**Short problem:**
Look below for the line with "Enumerate this screenshot's". Extract that line and each one after it through the last, word for word.

Records from a data collection:

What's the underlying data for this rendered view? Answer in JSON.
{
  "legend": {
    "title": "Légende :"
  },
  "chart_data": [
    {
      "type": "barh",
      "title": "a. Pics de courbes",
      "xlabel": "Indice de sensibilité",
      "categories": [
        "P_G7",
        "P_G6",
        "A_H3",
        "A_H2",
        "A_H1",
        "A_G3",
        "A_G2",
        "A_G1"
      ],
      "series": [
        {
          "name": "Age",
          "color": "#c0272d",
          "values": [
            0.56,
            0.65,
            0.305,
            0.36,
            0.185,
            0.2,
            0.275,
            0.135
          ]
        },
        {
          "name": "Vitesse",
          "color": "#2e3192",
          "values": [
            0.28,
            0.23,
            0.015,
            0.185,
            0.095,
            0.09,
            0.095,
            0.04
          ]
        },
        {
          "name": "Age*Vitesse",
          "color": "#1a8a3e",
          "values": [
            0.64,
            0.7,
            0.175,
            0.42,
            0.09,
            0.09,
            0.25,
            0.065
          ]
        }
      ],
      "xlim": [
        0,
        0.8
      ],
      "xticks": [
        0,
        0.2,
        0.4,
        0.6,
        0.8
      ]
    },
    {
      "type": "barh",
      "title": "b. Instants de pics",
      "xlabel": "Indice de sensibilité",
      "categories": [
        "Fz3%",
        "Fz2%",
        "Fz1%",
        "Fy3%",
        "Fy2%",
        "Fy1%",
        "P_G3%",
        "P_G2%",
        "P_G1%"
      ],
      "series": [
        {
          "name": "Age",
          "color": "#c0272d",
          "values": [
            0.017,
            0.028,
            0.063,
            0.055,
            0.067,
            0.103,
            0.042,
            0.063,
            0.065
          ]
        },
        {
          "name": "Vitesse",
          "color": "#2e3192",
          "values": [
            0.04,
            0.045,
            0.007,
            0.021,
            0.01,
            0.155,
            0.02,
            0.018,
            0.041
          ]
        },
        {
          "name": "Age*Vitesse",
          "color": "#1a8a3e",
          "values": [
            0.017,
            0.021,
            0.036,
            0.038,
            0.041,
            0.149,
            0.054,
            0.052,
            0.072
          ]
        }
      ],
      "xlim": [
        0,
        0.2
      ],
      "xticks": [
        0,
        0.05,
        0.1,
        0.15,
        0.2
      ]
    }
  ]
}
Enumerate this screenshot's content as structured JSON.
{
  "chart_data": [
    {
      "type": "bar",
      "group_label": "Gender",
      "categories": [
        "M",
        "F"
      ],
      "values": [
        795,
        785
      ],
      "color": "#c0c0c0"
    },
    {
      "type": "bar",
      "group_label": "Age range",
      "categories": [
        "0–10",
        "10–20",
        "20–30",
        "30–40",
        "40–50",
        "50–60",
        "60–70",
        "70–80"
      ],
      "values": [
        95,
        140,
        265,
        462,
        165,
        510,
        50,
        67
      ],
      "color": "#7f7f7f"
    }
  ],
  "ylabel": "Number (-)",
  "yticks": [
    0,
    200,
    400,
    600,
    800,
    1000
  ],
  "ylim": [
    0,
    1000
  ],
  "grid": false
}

**The output:**
Enumerate this screenshot's content as structured JSON.
{
  "chart_data": [
    {
      "type": "bar",
      "group_label": "Gender",
      "categories": [
        "M",
        "F"
      ],
      "values": [
        795,
        785
      ],
      "color": "#c0c0c0"
    },
    {
      "type": "bar",
      "group_label": "Age range",
      "categories": [
        "0–10",
        "10–20",
        "20–30",
        "30–40",
        "40–50",
        "50–60",
        "60–70",
        "70–80"
      ],
      "values": [
        95,
        140,
        265,
        462,
        165,
        510,
        50,
        67
      ],
      "color": "#7f7f7f"
    }
  ],
  "ylabel": "Number (-)",
  "yticks": [
    0,
    200,
    400,
    600,
    800,
    1000
  ],
  "ylim": [
    0,
    1000
  ],
  "grid": false
}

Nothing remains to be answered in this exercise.